**Directions**
Retype all of the data. Every line must match exactly.
= = = = =
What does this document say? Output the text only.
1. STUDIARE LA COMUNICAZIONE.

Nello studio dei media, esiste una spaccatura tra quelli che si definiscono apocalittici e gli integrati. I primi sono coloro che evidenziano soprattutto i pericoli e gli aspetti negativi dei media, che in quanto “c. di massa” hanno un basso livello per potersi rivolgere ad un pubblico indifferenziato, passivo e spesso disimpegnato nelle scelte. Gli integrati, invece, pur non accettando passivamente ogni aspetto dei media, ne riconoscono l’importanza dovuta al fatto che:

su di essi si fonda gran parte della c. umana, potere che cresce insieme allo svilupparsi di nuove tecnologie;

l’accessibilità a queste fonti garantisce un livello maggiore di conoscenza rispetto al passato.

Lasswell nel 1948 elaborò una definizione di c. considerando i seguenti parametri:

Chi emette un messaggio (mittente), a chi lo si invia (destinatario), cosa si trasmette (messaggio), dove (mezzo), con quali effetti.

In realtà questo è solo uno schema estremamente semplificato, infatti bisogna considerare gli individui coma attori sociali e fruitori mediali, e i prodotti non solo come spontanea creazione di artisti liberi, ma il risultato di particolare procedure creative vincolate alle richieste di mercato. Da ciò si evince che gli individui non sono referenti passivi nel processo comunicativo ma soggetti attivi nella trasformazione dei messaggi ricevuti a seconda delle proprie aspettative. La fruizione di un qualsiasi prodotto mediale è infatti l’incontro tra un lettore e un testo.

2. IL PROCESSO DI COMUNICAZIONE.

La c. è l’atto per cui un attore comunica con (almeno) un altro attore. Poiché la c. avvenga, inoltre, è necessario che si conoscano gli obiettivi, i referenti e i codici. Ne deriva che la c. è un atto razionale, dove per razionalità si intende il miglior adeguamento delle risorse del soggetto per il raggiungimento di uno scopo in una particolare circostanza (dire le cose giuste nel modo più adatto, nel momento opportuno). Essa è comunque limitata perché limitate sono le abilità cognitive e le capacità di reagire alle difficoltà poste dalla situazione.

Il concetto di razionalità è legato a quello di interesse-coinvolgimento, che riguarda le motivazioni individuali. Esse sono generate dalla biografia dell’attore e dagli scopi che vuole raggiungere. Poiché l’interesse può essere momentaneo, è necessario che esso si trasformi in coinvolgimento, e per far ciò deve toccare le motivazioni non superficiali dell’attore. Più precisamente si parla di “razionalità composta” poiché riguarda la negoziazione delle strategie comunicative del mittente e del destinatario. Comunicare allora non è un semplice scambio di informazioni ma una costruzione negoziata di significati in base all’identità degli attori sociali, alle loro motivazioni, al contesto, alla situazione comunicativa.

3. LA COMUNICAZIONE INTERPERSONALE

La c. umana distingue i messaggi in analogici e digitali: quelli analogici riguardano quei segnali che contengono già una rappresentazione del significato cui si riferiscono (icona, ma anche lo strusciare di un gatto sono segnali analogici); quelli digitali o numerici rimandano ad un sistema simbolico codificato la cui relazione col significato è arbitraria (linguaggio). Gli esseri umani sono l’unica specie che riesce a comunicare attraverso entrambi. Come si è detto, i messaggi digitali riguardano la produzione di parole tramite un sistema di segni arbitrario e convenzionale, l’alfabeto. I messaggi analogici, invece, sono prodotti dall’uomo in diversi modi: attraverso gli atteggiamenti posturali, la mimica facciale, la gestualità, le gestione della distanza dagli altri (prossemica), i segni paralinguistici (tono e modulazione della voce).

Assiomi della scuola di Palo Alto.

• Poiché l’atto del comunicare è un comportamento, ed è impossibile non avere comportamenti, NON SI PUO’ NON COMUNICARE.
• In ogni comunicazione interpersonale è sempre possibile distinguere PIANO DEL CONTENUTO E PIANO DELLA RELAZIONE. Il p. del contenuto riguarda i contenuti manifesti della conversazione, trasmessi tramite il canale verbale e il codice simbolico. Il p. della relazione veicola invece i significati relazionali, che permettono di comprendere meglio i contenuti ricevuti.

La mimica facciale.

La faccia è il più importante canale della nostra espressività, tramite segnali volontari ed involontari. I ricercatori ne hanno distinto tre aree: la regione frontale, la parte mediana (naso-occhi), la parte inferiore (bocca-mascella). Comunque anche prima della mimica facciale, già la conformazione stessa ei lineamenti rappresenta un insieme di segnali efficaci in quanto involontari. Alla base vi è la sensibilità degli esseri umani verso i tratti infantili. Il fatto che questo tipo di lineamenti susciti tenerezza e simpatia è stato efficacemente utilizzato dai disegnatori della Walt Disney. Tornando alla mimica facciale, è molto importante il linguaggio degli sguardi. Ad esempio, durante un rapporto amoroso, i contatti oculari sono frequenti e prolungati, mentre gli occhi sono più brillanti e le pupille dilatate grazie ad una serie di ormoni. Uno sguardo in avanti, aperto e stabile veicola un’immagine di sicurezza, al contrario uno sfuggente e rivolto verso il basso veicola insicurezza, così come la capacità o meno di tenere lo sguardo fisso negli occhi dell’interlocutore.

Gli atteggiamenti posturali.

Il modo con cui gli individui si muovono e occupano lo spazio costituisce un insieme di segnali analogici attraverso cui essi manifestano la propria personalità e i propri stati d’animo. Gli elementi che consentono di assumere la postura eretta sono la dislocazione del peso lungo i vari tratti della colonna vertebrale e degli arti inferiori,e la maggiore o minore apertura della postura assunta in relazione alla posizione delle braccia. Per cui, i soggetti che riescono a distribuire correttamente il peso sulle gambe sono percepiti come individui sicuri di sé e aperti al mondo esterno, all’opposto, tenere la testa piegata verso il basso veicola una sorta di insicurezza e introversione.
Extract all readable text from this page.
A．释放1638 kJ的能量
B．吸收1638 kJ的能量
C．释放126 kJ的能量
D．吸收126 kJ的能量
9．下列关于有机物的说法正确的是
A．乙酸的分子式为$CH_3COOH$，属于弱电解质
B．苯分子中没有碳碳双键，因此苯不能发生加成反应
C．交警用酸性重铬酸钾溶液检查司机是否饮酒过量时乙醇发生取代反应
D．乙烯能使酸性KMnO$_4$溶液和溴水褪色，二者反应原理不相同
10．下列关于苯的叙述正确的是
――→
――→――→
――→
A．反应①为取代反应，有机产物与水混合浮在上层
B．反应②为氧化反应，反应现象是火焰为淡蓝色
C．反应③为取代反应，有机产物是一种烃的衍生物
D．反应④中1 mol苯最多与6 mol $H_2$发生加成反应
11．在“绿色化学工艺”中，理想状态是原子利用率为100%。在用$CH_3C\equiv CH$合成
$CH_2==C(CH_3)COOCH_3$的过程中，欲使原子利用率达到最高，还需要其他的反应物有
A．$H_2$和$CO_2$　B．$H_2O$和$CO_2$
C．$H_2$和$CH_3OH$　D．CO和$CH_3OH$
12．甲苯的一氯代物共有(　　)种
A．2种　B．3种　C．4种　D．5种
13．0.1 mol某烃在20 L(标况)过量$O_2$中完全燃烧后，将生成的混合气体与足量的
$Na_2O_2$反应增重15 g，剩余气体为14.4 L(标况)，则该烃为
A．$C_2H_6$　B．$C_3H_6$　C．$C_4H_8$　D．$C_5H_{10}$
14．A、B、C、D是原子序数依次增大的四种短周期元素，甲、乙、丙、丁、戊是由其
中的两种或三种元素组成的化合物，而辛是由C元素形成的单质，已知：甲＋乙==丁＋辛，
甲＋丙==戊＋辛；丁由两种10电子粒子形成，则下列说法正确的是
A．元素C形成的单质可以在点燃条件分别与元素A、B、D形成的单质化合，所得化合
= = = = =
**Output for this task**
What does this document say? Output the text only.
1. STUDIARE LA COMUNICAZIONE.

Nello studio dei media, esiste una spaccatura tra quelli che si definiscono apocalittici e gli integrati. I primi sono coloro che evidenziano soprattutto i pericoli e gli aspetti negativi dei media, che in quanto “c. di massa” hanno un basso livello per potersi rivolgere ad un pubblico indifferenziato, passivo e spesso disimpegnato nelle scelte. Gli integrati, invece, pur non accettando passivamente ogni aspetto dei media, ne riconoscono l’importanza dovuta al fatto che:

su di essi si fonda gran parte della c. umana, potere che cresce insieme allo svilupparsi di nuove tecnologie;

l’accessibilità a queste fonti garantisce un livello maggiore di conoscenza rispetto al passato.

Lasswell nel 1948 elaborò una definizione di c. considerando i seguenti parametri:

Chi emette un messaggio (mittente), a chi lo si invia (destinatario), cosa si trasmette (messaggio), dove (mezzo), con quali effetti.

In realtà questo è solo uno schema estremamente semplificato, infatti bisogna considerare gli individui coma attori sociali e fruitori mediali, e i prodotti non solo come spontanea creazione di artisti liberi, ma il risultato di particolare procedure creative vincolate alle richieste di mercato. Da ciò si evince che gli individui non sono referenti passivi nel processo comunicativo ma soggetti attivi nella trasformazione dei messaggi ricevuti a seconda delle proprie aspettative. La fruizione di un qualsiasi prodotto mediale è infatti l’incontro tra un lettore e un testo.

2. IL PROCESSO DI COMUNICAZIONE.

La c. è l’atto per cui un attore comunica con (almeno) un altro attore. Poiché la c. avvenga, inoltre, è necessario che si conoscano gli obiettivi, i referenti e i codici. Ne deriva che la c. è un atto razionale, dove per razionalità si intende il miglior adeguamento delle risorse del soggetto per il raggiungimento di uno scopo in una particolare circostanza (dire le cose giuste nel modo più adatto, nel momento opportuno). Essa è comunque limitata perché limitate sono le abilità cognitive e le capacità di reagire alle difficoltà poste dalla situazione.

Il concetto di razionalità è legato a quello di interesse-coinvolgimento, che riguarda le motivazioni individuali. Esse sono generate dalla biografia dell’attore e dagli scopi che vuole raggiungere. Poiché l’interesse può essere momentaneo, è necessario che esso si trasformi in coinvolgimento, e per far ciò deve toccare le motivazioni non superficiali dell’attore. Più precisamente si parla di “razionalità composta” poiché riguarda la negoziazione delle strategie comunicative del mittente e del destinatario. Comunicare allora non è un semplice scambio di informazioni ma una costruzione negoziata di significati in base all’identità degli attori sociali, alle loro motivazioni, al contesto, alla situazione comunicativa.

3. LA COMUNICAZIONE INTERPERSONALE

La c. umana distingue i messaggi in analogici e digitali: quelli analogici riguardano quei segnali che contengono già una rappresentazione del significato cui si riferiscono (icona, ma anche lo strusciare di un gatto sono segnali analogici); quelli digitali o numerici rimandano ad un sistema simbolico codificato la cui relazione col significato è arbitraria (linguaggio). Gli esseri umani sono l’unica specie che riesce a comunicare attraverso entrambi. Come si è detto, i messaggi digitali riguardano la produzione di parole tramite un sistema di segni arbitrario e convenzionale, l’alfabeto. I messaggi analogici, invece, sono prodotti dall’uomo in diversi modi: attraverso gli atteggiamenti posturali, la mimica facciale, la gestualità, le gestione della distanza dagli altri (prossemica), i segni paralinguistici (tono e modulazione della voce).

Assiomi della scuola di Palo Alto.

• Poiché l’atto del comunicare è un comportamento, ed è impossibile non avere comportamenti, NON SI PUO’ NON COMUNICARE.
• In ogni comunicazione interpersonale è sempre possibile distinguere PIANO DEL CONTENUTO E PIANO DELLA RELAZIONE. Il p. del contenuto riguarda i contenuti manifesti della conversazione, trasmessi tramite il canale verbale e il codice simbolico. Il p. della relazione veicola invece i significati relazionali, che permettono di comprendere meglio i contenuti ricevuti.

La mimica facciale.

La faccia è il più importante canale della nostra espressività, tramite segnali volontari ed involontari. I ricercatori ne hanno distinto tre aree: la regione frontale, la parte mediana (naso-occhi), la parte inferiore (bocca-mascella). Comunque anche prima della mimica facciale, già la conformazione stessa ei lineamenti rappresenta un insieme di segnali efficaci in quanto involontari. Alla base vi è la sensibilità degli esseri umani verso i tratti infantili. Il fatto che questo tipo di lineamenti susciti tenerezza e simpatia è stato efficacemente utilizzato dai disegnatori della Walt Disney. Tornando alla mimica facciale, è molto importante il linguaggio degli sguardi. Ad esempio, durante un rapporto amoroso, i contatti oculari sono frequenti e prolungati, mentre gli occhi sono più brillanti e le pupille dilatate grazie ad una serie di ormoni. Uno sguardo in avanti, aperto e stabile veicola un’immagine di sicurezza, al contrario uno sfuggente e rivolto verso il basso veicola insicurezza, così come la capacità o meno di tenere lo sguardo fisso negli occhi dell’interlocutore.

Gli atteggiamenti posturali.

Il modo con cui gli individui si muovono e occupano lo spazio costituisce un insieme di segnali analogici attraverso cui essi manifestano la propria personalità e i propri stati d’animo. Gli elementi che consentono di assumere la postura eretta sono la dislocazione del peso lungo i vari tratti della colonna vertebrale e degli arti inferiori,e la maggiore o minore apertura della postura assunta in relazione alla posizione delle braccia. Per cui, i soggetti che riescono a distribuire correttamente il peso sulle gambe sono percepiti come individui sicuri di sé e aperti al mondo esterno, all’opposto, tenere la testa piegata verso il basso veicola una sorta di insicurezza e introversione.
Extract all readable text from this page.
A．释放1638 kJ的能量
B．吸收1638 kJ的能量
C．释放126 kJ的能量
D．吸收126 kJ的能量
9．下列关于有机物的说法正确的是
A．乙酸的分子式为$CH_3COOH$，属于弱电解质
B．苯分子中没有碳碳双键，因此苯不能发生加成反应
C．交警用酸性重铬酸钾溶液检查司机是否饮酒过量时乙醇发生取代反应
D．乙烯能使酸性KMnO$_4$溶液和溴水褪色，二者反应原理不相同
10．下列关于苯的叙述正确的是
――→
――→――→
――→
A．反应①为取代反应，有机产物与水混合浮在上层
B．反应②为氧化反应，反应现象是火焰为淡蓝色
C．反应③为取代反应，有机产物是一种烃的衍生物
D．反应④中1 mol苯最多与6 mol $H_2$发生加成反应
11．在“绿色化学工艺”中，理想状态是原子利用率为100%。在用$CH_3C\equiv CH$合成
$CH_2==C(CH_3)COOCH_3$的过程中，欲使原子利用率达到最高，还需要其他的反应物有
A．$H_2$和$CO_2$　B．$H_2O$和$CO_2$
C．$H_2$和$CH_3OH$　D．CO和$CH_3OH$
12．甲苯的一氯代物共有(　　)种
A．2种　B．3种　C．4种　D．5种
13．0.1 mol某烃在20 L(标况)过量$O_2$中完全燃烧后，将生成的混合气体与足量的
$Na_2O_2$反应增重15 g，剩余气体为14.4 L(标况)，则该烃为
A．$C_2H_6$　B．$C_3H_6$　C．$C_4H_8$　D．$C_5H_{10}$
14．A、B、C、D是原子序数依次增大的四种短周期元素，甲、乙、丙、丁、戊是由其
中的两种或三种元素组成的化合物，而辛是由C元素形成的单质，已知：甲＋乙==丁＋辛，
甲＋丙==戊＋辛；丁由两种10电子粒子形成，则下列说法正确的是
A．元素C形成的单质可以在点燃条件分别与元素A、B、D形成的单质化合，所得化合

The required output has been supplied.